**What you have to do**: Rewrite these lines with every "pin-icon" swapped for "pushpin-icon", leaving everything else unchanged. Omit the pictures from your answer.

-- Start Data to process --

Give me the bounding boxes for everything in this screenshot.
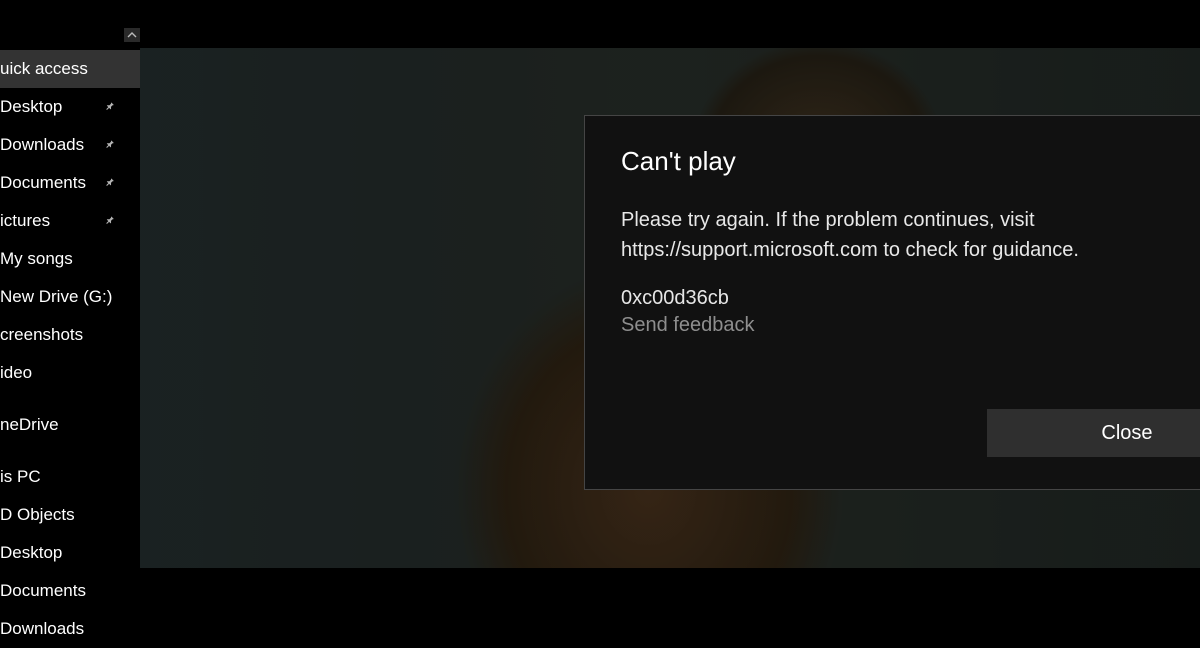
sidebar-item-label: creenshots (0, 325, 83, 345)
sidebar-item[interactable]: Downloads (0, 126, 140, 164)
sidebar-item-label: New Drive (G:) (0, 287, 112, 307)
sidebar-item[interactable]: Desktop (0, 88, 140, 126)
pin-icon (100, 139, 118, 152)
sidebar-item[interactable]: ictures (0, 202, 140, 240)
sidebar-item[interactable]: uick access (0, 50, 140, 88)
close-button[interactable]: Close (987, 409, 1200, 457)
chevron-up-icon (127, 30, 137, 40)
dialog-actions: Close (987, 409, 1200, 457)
sidebar-item[interactable]: My songs (0, 240, 140, 278)
sidebar-item-label: Downloads (0, 135, 84, 155)
dialog-message: Please try again. If the problem continu… (621, 205, 1200, 265)
video-player-area: Can't play Please try again. If the prob… (140, 0, 1200, 627)
sidebar-item-label: D Objects (0, 505, 75, 525)
send-feedback-link[interactable]: Send feedback (621, 314, 1200, 337)
pin-icon (100, 177, 118, 190)
pin-icon (100, 101, 118, 114)
sidebar-item[interactable]: neDrive (0, 406, 140, 444)
sidebar-item[interactable]: New Drive (G:) (0, 278, 140, 316)
sidebar-item[interactable]: is PC (0, 458, 140, 496)
dialog-error-code: 0xc00d36cb (621, 287, 1200, 310)
dialog-title: Can't play (621, 146, 1200, 177)
sidebar-item-label: ictures (0, 211, 50, 231)
explorer-sidebar: uick access Desktop Downloads Documents … (0, 0, 140, 627)
sidebar-item-label: neDrive (0, 415, 59, 435)
sidebar-item[interactable]: ideo (0, 354, 140, 392)
sidebar-item[interactable]: Downloads (0, 610, 140, 648)
sidebar-item-label: is PC (0, 467, 41, 487)
sidebar-item-label: Documents (0, 173, 86, 193)
sidebar-item-label: Desktop (0, 543, 62, 563)
sidebar-item-label: ideo (0, 363, 32, 383)
sidebar-item[interactable]: Documents (0, 572, 140, 610)
sidebar-item[interactable]: D Objects (0, 496, 140, 534)
sidebar-item[interactable]: Documents (0, 164, 140, 202)
sidebar-item-label: uick access (0, 59, 88, 79)
sidebar-item-label: Documents (0, 581, 86, 601)
sidebar-item-label: Desktop (0, 97, 62, 117)
sidebar-item[interactable]: creenshots (0, 316, 140, 354)
sidebar-nav-list: uick access Desktop Downloads Documents … (0, 50, 140, 648)
pin-icon (100, 215, 118, 228)
scrollbar-up-button[interactable] (124, 28, 140, 42)
sidebar-item[interactable]: Desktop (0, 534, 140, 572)
sidebar-item-label: My songs (0, 249, 73, 269)
error-dialog: Can't play Please try again. If the prob… (584, 115, 1200, 490)
sidebar-item-label: Downloads (0, 619, 84, 639)
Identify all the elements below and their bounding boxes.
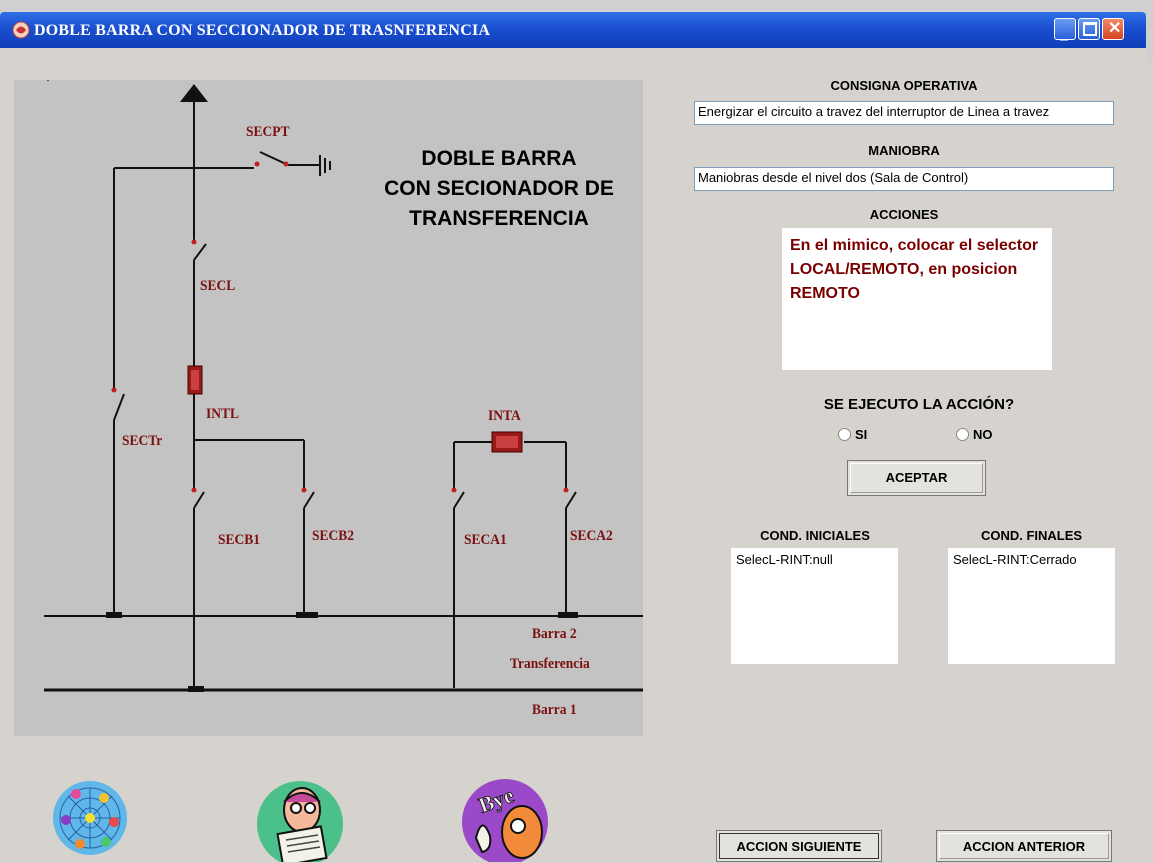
cond-finales-box[interactable]: SelecL-RINT:Cerrado [948,548,1115,664]
cond-finales-value: SelecL-RINT:Cerrado [953,552,1077,567]
bye-icon[interactable]: Bye [460,778,550,862]
label-seca2: SECA2 [570,528,613,544]
diagram-title-line-3: TRANSFERENCIA [409,207,589,230]
reading-person-icon[interactable] [256,780,344,862]
radio-no-circle[interactable] [956,428,969,441]
question-label: SE EJECUTO LA ACCIÓN? [823,396,1015,413]
acciones-textarea[interactable]: En el mimico, colocar el selector LOCAL/… [782,228,1052,370]
network-people-icon[interactable] [52,780,128,856]
radio-no-label: NO [973,427,993,442]
aceptar-button[interactable]: ACEPTAR [847,460,986,496]
label-seca1: SECA1 [464,532,507,548]
cond-finales-label: COND. FINALES [980,528,1083,543]
maximize-button[interactable] [1078,18,1100,40]
accion-siguiente-label: ACCION SIGUIENTE [736,839,862,854]
title-bar[interactable]: DOBLE BARRA CON SECCIONADOR DE TRASNFERE… [0,12,1146,48]
label-secb2: SECB2 [312,528,355,544]
accion-siguiente-button[interactable]: ACCION SIGUIENTE [716,830,882,862]
accion-anterior-label: ACCION ANTERIOR [962,839,1086,854]
diagram-title: DOBLE BARRA CON SECIONADOR DE TRANSFEREN… [369,144,629,234]
radio-no[interactable]: NO [956,427,993,442]
consigna-label: CONSIGNA OPERATIVA [830,78,978,93]
label-inta: INTA [488,408,521,424]
acciones-label: ACCIONES [869,207,939,222]
label-secb1: SECB1 [218,532,261,548]
diagram-title-line-2: CON SECIONADOR DE [384,177,614,200]
acciones-text: En el mimico, colocar el selector LOCAL/… [790,237,1039,302]
radio-si[interactable]: SI [838,427,867,442]
label-secpt: SECPT [246,124,290,140]
label-secl: SECL [200,278,236,294]
diagram-title-line-1: DOBLE BARRA [421,147,577,170]
single-line-diagram: DOBLE BARRA CON SECIONADOR DE TRANSFEREN… [14,80,643,736]
label-sectr: SECTr [122,433,163,449]
minimize-button[interactable]: _ [1054,18,1076,41]
cond-iniciales-value: SelecL-RINT:null [736,552,833,567]
window-title: DOBLE BARRA CON SECCIONADOR DE TRASNFERE… [34,22,491,39]
label-intl: INTL [206,406,240,422]
maniobra-field[interactable]: Maniobras desde el nivel dos (Sala de Co… [694,167,1114,191]
cond-iniciales-label: COND. INICIALES [760,528,870,543]
label-transferencia: Transferencia [510,656,590,672]
cond-iniciales-box[interactable]: SelecL-RINT:null [731,548,898,664]
radio-si-label: SI [855,427,868,442]
close-button[interactable]: ✕ [1102,18,1124,40]
label-barra2: Barra 2 [532,626,577,642]
consigna-field[interactable]: Energizar el circuito a travez del inter… [694,101,1114,125]
app-icon [12,21,30,39]
label-barra1: Barra 1 [532,702,577,718]
radio-si-circle[interactable] [838,428,851,441]
aceptar-button-label: ACEPTAR [885,470,948,485]
accion-anterior-button[interactable]: ACCION ANTERIOR [936,830,1112,862]
maniobra-label: MANIOBRA [868,143,940,158]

-- End Data to process --

**Result below**:
Give me the bounding boxes for everything in this screenshot.
sidebar-item-label: creenshots (0, 325, 83, 345)
sidebar-item[interactable]: Downloads (0, 126, 140, 164)
sidebar-item-label: New Drive (G:) (0, 287, 112, 307)
sidebar-item[interactable]: Desktop (0, 88, 140, 126)
pushpin-icon (100, 139, 118, 152)
sidebar-item[interactable]: ictures (0, 202, 140, 240)
sidebar-item[interactable]: uick access (0, 50, 140, 88)
close-button[interactable]: Close (987, 409, 1200, 457)
chevron-up-icon (127, 30, 137, 40)
dialog-actions: Close (987, 409, 1200, 457)
sidebar-item[interactable]: My songs (0, 240, 140, 278)
sidebar-item-label: Downloads (0, 135, 84, 155)
dialog-message: Please try again. If the problem continu… (621, 205, 1200, 265)
video-player-area: Can't play Please try again. If the prob… (140, 0, 1200, 627)
sidebar-item-label: D Objects (0, 505, 75, 525)
send-feedback-link[interactable]: Send feedback (621, 314, 1200, 337)
pushpin-icon (100, 177, 118, 190)
pushpin-icon (100, 101, 118, 114)
sidebar-item[interactable]: neDrive (0, 406, 140, 444)
sidebar-item[interactable]: New Drive (G:) (0, 278, 140, 316)
sidebar-item[interactable]: is PC (0, 458, 140, 496)
dialog-error-code: 0xc00d36cb (621, 287, 1200, 310)
dialog-title: Can't play (621, 146, 1200, 177)
sidebar-item-label: ictures (0, 211, 50, 231)
explorer-sidebar: uick access Desktop Downloads Documents … (0, 0, 140, 627)
sidebar-item-label: neDrive (0, 415, 59, 435)
sidebar-item[interactable]: ideo (0, 354, 140, 392)
sidebar-item[interactable]: Downloads (0, 610, 140, 648)
sidebar-item-label: is PC (0, 467, 41, 487)
sidebar-item-label: Documents (0, 173, 86, 193)
sidebar-item-label: Desktop (0, 543, 62, 563)
sidebar-item-label: ideo (0, 363, 32, 383)
sidebar-item[interactable]: Documents (0, 572, 140, 610)
sidebar-item[interactable]: D Objects (0, 496, 140, 534)
sidebar-item[interactable]: Documents (0, 164, 140, 202)
sidebar-item-label: uick access (0, 59, 88, 79)
sidebar-item-label: Documents (0, 581, 86, 601)
sidebar-item-label: Desktop (0, 97, 62, 117)
sidebar-item[interactable]: creenshots (0, 316, 140, 354)
sidebar-nav-list: uick access Desktop Downloads Documents … (0, 50, 140, 648)
pushpin-icon (100, 215, 118, 228)
scrollbar-up-button[interactable] (124, 28, 140, 42)
sidebar-item[interactable]: Desktop (0, 534, 140, 572)
sidebar-item-label: My songs (0, 249, 73, 269)
error-dialog: Can't play Please try again. If the prob… (584, 115, 1200, 490)
sidebar-item-label: Downloads (0, 619, 84, 639)
Identify all the elements below and their bounding boxes.
cond-finales-box[interactable]: SelecL-RINT:Cerrado [948,548,1115,664]
cond-finales-value: SelecL-RINT:Cerrado [953,552,1077,567]
bye-icon[interactable]: Bye [460,778,550,862]
label-seca2: SECA2 [570,528,613,544]
diagram-title-line-3: TRANSFERENCIA [409,207,589,230]
reading-person-icon[interactable] [256,780,344,862]
radio-no-circle[interactable] [956,428,969,441]
question-label: SE EJECUTO LA ACCIÓN? [823,396,1015,413]
acciones-textarea[interactable]: En el mimico, colocar el selector LOCAL/… [782,228,1052,370]
network-people-icon[interactable] [52,780,128,856]
radio-no-label: NO [973,427,993,442]
aceptar-button[interactable]: ACEPTAR [847,460,986,496]
label-seca1: SECA1 [464,532,507,548]
cond-finales-label: COND. FINALES [980,528,1083,543]
maximize-button[interactable] [1078,18,1100,40]
accion-siguiente-label: ACCION SIGUIENTE [736,839,862,854]
title-bar[interactable]: DOBLE BARRA CON SECCIONADOR DE TRASNFERE… [0,12,1146,48]
label-secb2: SECB2 [312,528,355,544]
accion-siguiente-button[interactable]: ACCION SIGUIENTE [716,830,882,862]
accion-anterior-label: ACCION ANTERIOR [962,839,1086,854]
diagram-title: DOBLE BARRA CON SECIONADOR DE TRANSFEREN… [369,144,629,234]
radio-no[interactable]: NO [956,427,993,442]
consigna-label: CONSIGNA OPERATIVA [830,78,978,93]
label-inta: INTA [488,408,521,424]
acciones-label: ACCIONES [869,207,939,222]
label-secb1: SECB1 [218,532,261,548]
diagram-title-line-2: CON SECIONADOR DE [384,177,614,200]
acciones-text: En el mimico, colocar el selector LOCAL/… [790,237,1039,302]
radio-si[interactable]: SI [838,427,867,442]
label-secpt: SECPT [246,124,290,140]
label-secl: SECL [200,278,236,294]
diagram-title-line-1: DOBLE BARRA [421,147,577,170]
single-line-diagram: DOBLE BARRA CON SECIONADOR DE TRANSFEREN… [14,80,643,736]
label-sectr: SECTr [122,433,163,449]
minimize-button[interactable]: _ [1054,18,1076,41]
cond-iniciales-value: SelecL-RINT:null [736,552,833,567]
window-title: DOBLE BARRA CON SECCIONADOR DE TRASNFERE… [34,22,491,39]
label-intl: INTL [206,406,240,422]
maniobra-field[interactable]: Maniobras desde el nivel dos (Sala de Co… [694,167,1114,191]
cond-iniciales-label: COND. INICIALES [760,528,870,543]
label-transferencia: Transferencia [510,656,590,672]
cond-iniciales-box[interactable]: SelecL-RINT:null [731,548,898,664]
radio-si-label: SI [855,427,868,442]
close-button[interactable]: ✕ [1102,18,1124,40]
label-barra2: Barra 2 [532,626,577,642]
consigna-field[interactable]: Energizar el circuito a travez del inter… [694,101,1114,125]
app-icon [12,21,30,39]
label-barra1: Barra 1 [532,702,577,718]
radio-si-circle[interactable] [838,428,851,441]
aceptar-button-label: ACEPTAR [885,470,948,485]
accion-anterior-button[interactable]: ACCION ANTERIOR [936,830,1112,862]
maniobra-label: MANIOBRA [868,143,940,158]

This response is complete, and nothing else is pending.